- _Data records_

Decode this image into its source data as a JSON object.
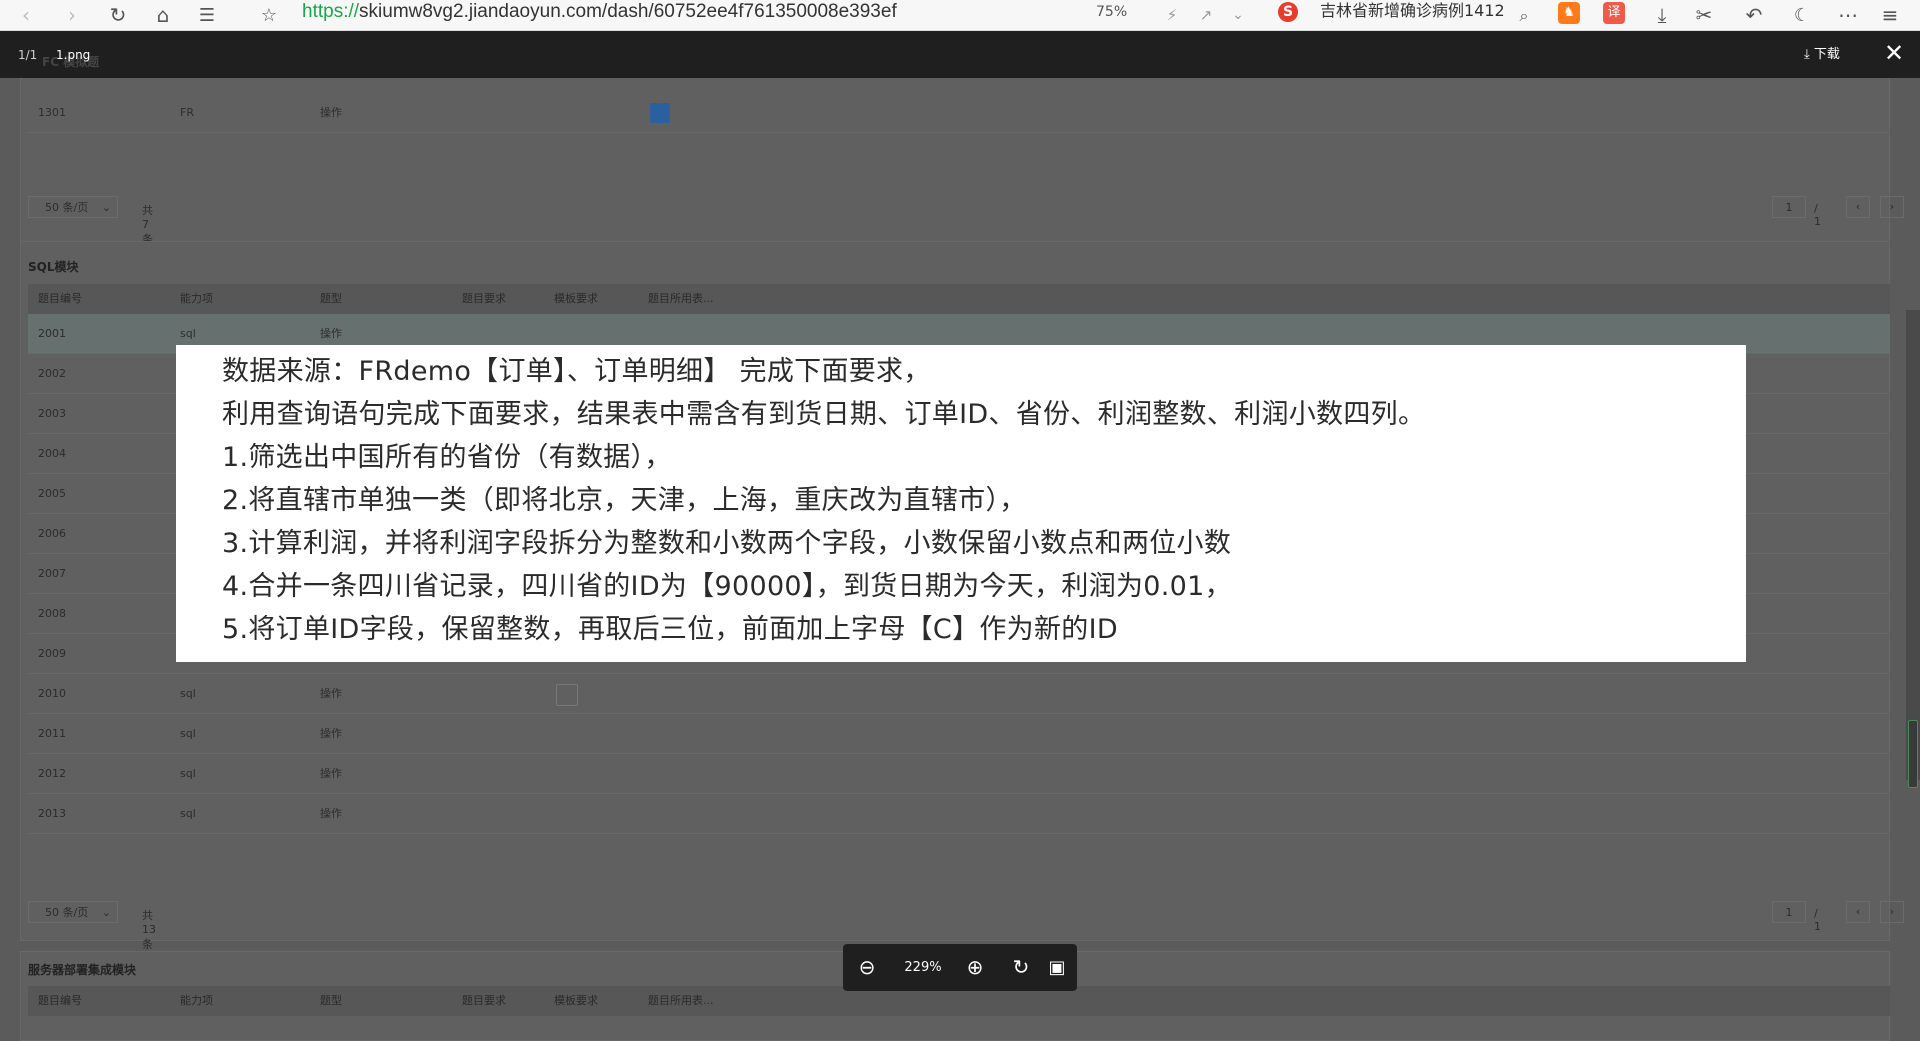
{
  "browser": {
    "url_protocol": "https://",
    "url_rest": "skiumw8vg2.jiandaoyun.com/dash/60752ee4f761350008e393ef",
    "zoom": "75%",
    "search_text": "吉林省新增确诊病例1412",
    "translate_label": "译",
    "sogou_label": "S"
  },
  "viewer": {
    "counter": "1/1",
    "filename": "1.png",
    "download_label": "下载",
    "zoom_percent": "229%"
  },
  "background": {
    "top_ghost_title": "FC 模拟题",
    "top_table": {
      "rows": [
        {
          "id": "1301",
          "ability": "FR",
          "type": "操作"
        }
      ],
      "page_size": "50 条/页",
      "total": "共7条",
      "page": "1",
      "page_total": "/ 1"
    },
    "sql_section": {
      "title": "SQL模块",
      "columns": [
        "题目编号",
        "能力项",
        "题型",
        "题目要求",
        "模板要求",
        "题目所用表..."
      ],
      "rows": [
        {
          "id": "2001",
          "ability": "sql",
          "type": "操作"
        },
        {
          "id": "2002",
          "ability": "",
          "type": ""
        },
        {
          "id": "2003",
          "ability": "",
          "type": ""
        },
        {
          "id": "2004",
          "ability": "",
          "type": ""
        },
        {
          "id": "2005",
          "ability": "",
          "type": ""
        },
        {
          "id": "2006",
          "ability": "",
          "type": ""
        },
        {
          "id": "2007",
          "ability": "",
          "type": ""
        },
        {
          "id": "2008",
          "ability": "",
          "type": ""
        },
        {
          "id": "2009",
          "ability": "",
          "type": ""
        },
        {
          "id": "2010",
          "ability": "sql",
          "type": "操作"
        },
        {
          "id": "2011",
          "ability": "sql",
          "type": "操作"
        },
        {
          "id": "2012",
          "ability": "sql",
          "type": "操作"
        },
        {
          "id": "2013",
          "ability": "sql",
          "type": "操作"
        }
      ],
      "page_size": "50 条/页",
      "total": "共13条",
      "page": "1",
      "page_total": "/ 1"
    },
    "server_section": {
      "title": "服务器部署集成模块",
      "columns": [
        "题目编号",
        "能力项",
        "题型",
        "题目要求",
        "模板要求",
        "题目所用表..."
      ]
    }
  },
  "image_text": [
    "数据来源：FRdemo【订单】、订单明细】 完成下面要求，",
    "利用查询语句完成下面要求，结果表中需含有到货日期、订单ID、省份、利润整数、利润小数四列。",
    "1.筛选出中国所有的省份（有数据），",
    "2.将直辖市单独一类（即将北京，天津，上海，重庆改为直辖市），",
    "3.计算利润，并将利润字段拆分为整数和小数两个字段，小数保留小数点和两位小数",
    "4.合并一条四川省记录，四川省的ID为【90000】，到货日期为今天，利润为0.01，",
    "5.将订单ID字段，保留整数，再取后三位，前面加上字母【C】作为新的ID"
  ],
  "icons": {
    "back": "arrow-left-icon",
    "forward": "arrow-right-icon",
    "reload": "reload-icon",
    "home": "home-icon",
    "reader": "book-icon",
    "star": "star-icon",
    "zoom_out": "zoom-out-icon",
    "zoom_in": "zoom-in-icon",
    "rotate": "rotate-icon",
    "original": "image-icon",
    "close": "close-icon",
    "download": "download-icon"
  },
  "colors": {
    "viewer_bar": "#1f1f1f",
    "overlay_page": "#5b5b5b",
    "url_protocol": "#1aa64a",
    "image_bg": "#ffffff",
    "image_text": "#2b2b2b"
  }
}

--

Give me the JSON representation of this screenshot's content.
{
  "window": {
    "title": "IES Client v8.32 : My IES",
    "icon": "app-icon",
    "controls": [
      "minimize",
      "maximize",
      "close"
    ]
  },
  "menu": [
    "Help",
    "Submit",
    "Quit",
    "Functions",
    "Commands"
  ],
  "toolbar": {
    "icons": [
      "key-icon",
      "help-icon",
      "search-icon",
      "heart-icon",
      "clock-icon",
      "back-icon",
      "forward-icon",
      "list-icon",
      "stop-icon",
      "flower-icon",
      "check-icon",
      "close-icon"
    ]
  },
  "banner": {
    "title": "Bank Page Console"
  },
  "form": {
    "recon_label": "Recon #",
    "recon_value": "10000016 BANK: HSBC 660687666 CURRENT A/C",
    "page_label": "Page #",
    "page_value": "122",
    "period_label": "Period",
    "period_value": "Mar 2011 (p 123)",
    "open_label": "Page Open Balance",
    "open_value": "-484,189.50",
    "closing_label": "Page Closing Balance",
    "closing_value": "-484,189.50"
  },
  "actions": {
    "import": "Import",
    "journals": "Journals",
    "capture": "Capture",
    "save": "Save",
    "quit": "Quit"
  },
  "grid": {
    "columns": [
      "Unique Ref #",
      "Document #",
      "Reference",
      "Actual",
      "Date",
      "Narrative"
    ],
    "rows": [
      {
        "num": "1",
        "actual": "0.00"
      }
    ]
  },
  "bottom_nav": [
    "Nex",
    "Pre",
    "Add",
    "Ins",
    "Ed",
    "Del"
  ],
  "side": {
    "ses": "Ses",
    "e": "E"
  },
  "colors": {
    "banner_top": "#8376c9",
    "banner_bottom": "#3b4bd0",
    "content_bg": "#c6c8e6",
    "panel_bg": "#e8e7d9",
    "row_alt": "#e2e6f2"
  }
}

- _Exercise description_
Using the entries above, return each line that includes the word "this".

- _Complete response_
Decode this image into its source data as a JSON object.
Give me the JSON representation of this screenshot's content.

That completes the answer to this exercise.